▶ WHAT TO PRODUCE
Extract all lines from the data beneath that include the word "procéder".

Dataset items
----

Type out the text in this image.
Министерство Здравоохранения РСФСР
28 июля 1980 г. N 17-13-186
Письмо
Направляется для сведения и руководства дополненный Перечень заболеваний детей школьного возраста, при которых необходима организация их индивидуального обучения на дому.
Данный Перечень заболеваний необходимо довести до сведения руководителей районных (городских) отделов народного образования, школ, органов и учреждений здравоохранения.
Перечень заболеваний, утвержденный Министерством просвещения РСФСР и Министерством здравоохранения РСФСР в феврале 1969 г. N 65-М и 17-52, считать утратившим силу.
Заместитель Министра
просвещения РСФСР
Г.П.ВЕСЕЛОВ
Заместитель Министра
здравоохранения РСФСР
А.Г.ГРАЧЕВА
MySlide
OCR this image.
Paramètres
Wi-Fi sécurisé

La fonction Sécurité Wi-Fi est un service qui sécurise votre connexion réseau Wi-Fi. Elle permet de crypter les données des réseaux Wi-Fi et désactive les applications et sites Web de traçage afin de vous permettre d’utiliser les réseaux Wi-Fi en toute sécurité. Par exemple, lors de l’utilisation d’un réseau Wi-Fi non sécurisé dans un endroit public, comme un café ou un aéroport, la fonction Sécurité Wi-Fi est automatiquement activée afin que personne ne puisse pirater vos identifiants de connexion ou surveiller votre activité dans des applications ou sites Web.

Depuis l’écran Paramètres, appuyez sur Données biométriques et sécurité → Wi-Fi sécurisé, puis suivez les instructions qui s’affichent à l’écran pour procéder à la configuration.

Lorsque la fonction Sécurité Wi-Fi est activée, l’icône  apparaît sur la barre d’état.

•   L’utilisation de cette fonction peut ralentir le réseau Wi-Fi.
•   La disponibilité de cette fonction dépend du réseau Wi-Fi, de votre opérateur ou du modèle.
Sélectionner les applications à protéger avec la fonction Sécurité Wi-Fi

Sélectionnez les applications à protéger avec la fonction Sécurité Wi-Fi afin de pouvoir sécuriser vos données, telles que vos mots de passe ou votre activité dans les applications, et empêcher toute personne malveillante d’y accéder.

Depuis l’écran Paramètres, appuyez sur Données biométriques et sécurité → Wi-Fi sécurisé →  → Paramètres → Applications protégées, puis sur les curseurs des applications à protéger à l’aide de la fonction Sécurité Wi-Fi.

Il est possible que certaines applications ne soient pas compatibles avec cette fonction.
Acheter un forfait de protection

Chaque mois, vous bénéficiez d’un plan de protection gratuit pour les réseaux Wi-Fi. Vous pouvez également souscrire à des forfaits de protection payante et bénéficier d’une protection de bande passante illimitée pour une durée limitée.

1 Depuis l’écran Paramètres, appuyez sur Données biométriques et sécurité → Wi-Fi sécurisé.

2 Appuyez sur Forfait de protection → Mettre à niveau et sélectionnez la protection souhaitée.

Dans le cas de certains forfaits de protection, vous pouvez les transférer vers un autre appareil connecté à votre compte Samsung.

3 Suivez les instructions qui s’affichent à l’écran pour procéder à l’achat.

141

----

▶ OUTPUT
Depuis l’écran Paramètres, appuyez sur Données biométriques et sécurité → Wi-Fi sécurisé, puis suivez les instructions qui s’affichent à l’écran pour procéder à la configuration.
3 Suivez les instructions qui s’affichent à l’écran pour procéder à l’achat.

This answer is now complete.